— THE REQUEST —
Search the material for the string "ACCOUNT", then return every line where it is found.

★ ★ ★ ★ ★

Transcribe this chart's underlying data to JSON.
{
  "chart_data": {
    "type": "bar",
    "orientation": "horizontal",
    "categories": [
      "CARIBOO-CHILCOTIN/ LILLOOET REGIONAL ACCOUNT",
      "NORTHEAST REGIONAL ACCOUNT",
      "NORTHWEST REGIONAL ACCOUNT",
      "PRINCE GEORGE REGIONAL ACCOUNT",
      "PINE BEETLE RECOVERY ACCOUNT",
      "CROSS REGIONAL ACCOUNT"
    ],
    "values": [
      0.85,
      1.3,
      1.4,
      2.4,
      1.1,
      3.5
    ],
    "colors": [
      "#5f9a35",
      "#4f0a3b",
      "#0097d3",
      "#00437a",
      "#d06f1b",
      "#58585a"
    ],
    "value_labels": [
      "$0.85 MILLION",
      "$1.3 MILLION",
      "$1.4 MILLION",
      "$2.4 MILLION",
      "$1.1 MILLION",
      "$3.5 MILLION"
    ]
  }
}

★ ★ ★ ★ ★

— COMPLETE OUTPUT —
      "CARIBOO-CHILCOTIN/ LILLOOET REGIONAL ACCOUNT",
      "NORTHEAST REGIONAL ACCOUNT",
      "NORTHWEST REGIONAL ACCOUNT",
      "PRINCE GEORGE REGIONAL ACCOUNT",
      "PINE BEETLE RECOVERY ACCOUNT",
      "CROSS REGIONAL ACCOUNT"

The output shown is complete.